## Selected extract
[Start of section]

Assessment of biventricular cardiac function using free-breathing artificial intelligence cine with motion correction: Comparison with standard multiple breath-holding cine

Purpose

To assess the image quality and biventricular function utilizing a free-breathing artificial intelligence cine method with motion correction (FB AI MOCO).

Methods

A total of 72 participants (mean age 38.3 ± 15.4 years, 40 males) prospectively enrolled in this single-center, cross-sectional study underwent cine scans using standard breath-holding (BH) cine and FB AI MOCO cine at 3.0 Tesla. The image quality of the cine images was evaluated with a 5-point Ordinal Likert scale based on blood-pool to myocardium contrast, endocardial edge definition, and artifacts, and overall quality score was calculated by the equal weight average of all three criteria, apparent signal to noise ratio (aSNR), estimated contrast to noise ratio (eCNR) were assessed. Biventricular functional parameters including Left Ventricular (LV), Right Ventricular (RV) End-Diastolic Volume (EDV), End-Systolic Volume (ESV), Stroke Volume (SV), Ejection Fraction (EF), and LV End-Diastolic Mass (LVEDM) were also assessed. Comparison between two sequences was assessed using paired t-test and Wilcoxon signed-rank test, correlation using Pearson correlation. The agreement of quantitative parameters was assessed using intraclass correlation coefficient (ICC) and Bland-Altman analysis. P < 0.05 was statistically significant.

[End of section]

## What you need to do
1 - In the cardiac cine abstract above, at what field strength were both cine scans performed?
2 - Please rewrite the paragraph of the cardiac cine abstract beginning "A total of 72 participants" as a short bulleted list that keeps its main facts.
3 - Proceed with the cardiac cine abstract, starting right after its final sentence.

## Input data
[Start of section]

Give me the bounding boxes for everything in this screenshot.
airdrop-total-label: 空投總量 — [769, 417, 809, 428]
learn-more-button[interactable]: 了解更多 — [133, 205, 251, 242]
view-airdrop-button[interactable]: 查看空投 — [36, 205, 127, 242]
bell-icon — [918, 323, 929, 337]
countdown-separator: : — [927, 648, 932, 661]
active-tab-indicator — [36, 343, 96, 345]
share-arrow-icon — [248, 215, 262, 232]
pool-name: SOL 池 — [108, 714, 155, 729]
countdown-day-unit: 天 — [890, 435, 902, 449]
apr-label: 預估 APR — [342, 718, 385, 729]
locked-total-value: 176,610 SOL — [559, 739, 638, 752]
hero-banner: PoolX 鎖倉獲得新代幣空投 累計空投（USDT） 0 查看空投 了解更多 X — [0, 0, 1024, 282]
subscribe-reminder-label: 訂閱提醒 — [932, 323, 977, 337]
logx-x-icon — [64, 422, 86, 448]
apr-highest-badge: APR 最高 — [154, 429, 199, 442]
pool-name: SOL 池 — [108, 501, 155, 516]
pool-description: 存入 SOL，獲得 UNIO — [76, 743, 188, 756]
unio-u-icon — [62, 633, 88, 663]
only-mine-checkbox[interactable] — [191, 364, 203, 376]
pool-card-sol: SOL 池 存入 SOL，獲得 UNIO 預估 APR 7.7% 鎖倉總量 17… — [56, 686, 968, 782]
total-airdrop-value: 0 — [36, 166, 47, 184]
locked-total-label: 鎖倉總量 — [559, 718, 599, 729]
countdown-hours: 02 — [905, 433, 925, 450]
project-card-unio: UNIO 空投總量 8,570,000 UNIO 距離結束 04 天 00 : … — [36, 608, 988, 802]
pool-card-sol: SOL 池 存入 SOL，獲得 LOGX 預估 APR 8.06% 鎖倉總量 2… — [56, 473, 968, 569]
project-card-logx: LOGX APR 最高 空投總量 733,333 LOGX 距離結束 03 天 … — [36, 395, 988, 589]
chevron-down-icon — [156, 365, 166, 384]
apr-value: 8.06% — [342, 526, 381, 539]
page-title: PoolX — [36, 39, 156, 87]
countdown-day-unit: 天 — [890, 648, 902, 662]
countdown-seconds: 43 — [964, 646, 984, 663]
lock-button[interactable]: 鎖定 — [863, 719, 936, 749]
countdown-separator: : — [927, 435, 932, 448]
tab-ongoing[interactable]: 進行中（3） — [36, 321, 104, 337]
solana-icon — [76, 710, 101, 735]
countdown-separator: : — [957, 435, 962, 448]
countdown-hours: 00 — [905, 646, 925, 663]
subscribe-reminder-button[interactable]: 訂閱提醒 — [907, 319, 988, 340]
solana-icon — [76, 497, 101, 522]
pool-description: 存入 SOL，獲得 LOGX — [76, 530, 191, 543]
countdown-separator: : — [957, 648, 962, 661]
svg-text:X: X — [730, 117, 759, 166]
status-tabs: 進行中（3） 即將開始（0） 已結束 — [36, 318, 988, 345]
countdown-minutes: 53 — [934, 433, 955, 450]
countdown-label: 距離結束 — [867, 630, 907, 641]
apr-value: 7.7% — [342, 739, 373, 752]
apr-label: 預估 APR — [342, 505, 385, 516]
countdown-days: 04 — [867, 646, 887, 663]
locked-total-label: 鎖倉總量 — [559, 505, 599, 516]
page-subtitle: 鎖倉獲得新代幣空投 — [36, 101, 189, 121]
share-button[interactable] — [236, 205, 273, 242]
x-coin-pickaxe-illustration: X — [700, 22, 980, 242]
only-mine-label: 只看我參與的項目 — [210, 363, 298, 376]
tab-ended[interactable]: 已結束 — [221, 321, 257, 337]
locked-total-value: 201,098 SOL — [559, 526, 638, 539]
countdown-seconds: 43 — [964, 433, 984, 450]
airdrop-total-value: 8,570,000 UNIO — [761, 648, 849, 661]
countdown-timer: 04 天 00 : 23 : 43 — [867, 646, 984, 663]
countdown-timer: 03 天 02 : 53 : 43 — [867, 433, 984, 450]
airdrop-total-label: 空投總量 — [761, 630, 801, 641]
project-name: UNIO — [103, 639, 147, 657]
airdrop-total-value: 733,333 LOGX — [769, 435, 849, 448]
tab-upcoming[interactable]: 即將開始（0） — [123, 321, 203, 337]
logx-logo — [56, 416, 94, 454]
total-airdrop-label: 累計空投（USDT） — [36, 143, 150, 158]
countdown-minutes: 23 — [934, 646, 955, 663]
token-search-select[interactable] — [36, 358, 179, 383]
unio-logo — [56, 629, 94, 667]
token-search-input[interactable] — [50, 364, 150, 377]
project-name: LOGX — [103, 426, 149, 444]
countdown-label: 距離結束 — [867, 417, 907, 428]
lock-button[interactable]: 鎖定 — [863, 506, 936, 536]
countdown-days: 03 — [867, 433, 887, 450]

[End of section]

## Per-task outputs
1 - 3.0 Tesla.

2 -
- Study: single-center, cross-sectional, with 72 prospectively enrolled participants (mean age 38.3 ± 15.4 years, 40 males)
- Scans: standard breath-holding (BH) cine and FB AI MOCO cine at 3.0 Tesla
- Image quality: 5-point Likert scale for blood-pool to myocardium contrast, endocardial edge definition and artifacts, with an overall score as the equal-weight average of the three; aSNR and eCNR also assessed
- Function: LV and RV EDV, ESV, SV and EF, plus LV end-diastolic mass
- Statistics: paired t-test and Wilcoxon signed-rank test for comparison, Pearson correlation, ICC and Bland-Altman analysis for agreement; P < 0.05 considered significant

3 -
Results

The total acquisition time of the entire stack for FB AI MOCO cine (14.7 s ± 1.9 s) was notably shorter than that for standard BH cine (82.6 s ± 11.9 s, P < 0.001). The aSNR between FB AI MOCO cine and standard BH cine has no significantly difference (76.7 ± 20.7 vs. 79.8 ± 20.7, P = 0.193). The eCNR of FB AI MOCO cine was higher than standard BH cine (191.6 ± 54.0 vs. 155.8 ± 68.4, P < 0.001), as was the scores of blood-pool to myocardium contrast (4.6 ± 0.5 vs. 4.4 ± 0.6, P = 0.003). Qualitative scores including endocardial edge definition (4.2 ± 0.5 vs. 4.3 ± 0.7, P = 0.123), artifact presence (4.3 ± 0.6 vs. 4.1 ± 0.8, P = 0.085), and overall image quality (4.4 ± 0.4 vs. 4.3 ± 0.6, P = 0.448), showed no significant differences between the two methods. Representative RV and LV functional parameters — including RVEDV (102.2 (86.4, 120.4) ml vs. 104.0 (88.5, 120.3) ml, P = 0.294), RVEF (31.0 ± 11.1 % vs. 31.2 ± 11.0 %, P = 0.570), and LVEDV (106.2 (86.7, 131.3) ml vs. 105.8 (84.4, 130.3) ml, P = 0.450) — also did not differ significantly between the two methods. Strong correlations (r > 0.900) and excellent agreement (ICC > 0.900) were found for all biventricular functional parameters between the two sequences. In subgroups with reduced LVEF (<50 %, n = 24) or elevated heart rate (≥80  bpm, n = 17), no significant differences were observed in any biventricular functional metrics (P > 0.05 for all) between the two sequences.

Conclusion

In comparison to multiple BH cine, the FB AI MOCO cine achieved comparable image quality and biventricular functional parameters with shorter scan times, suggesting its promising potential for clinical applications.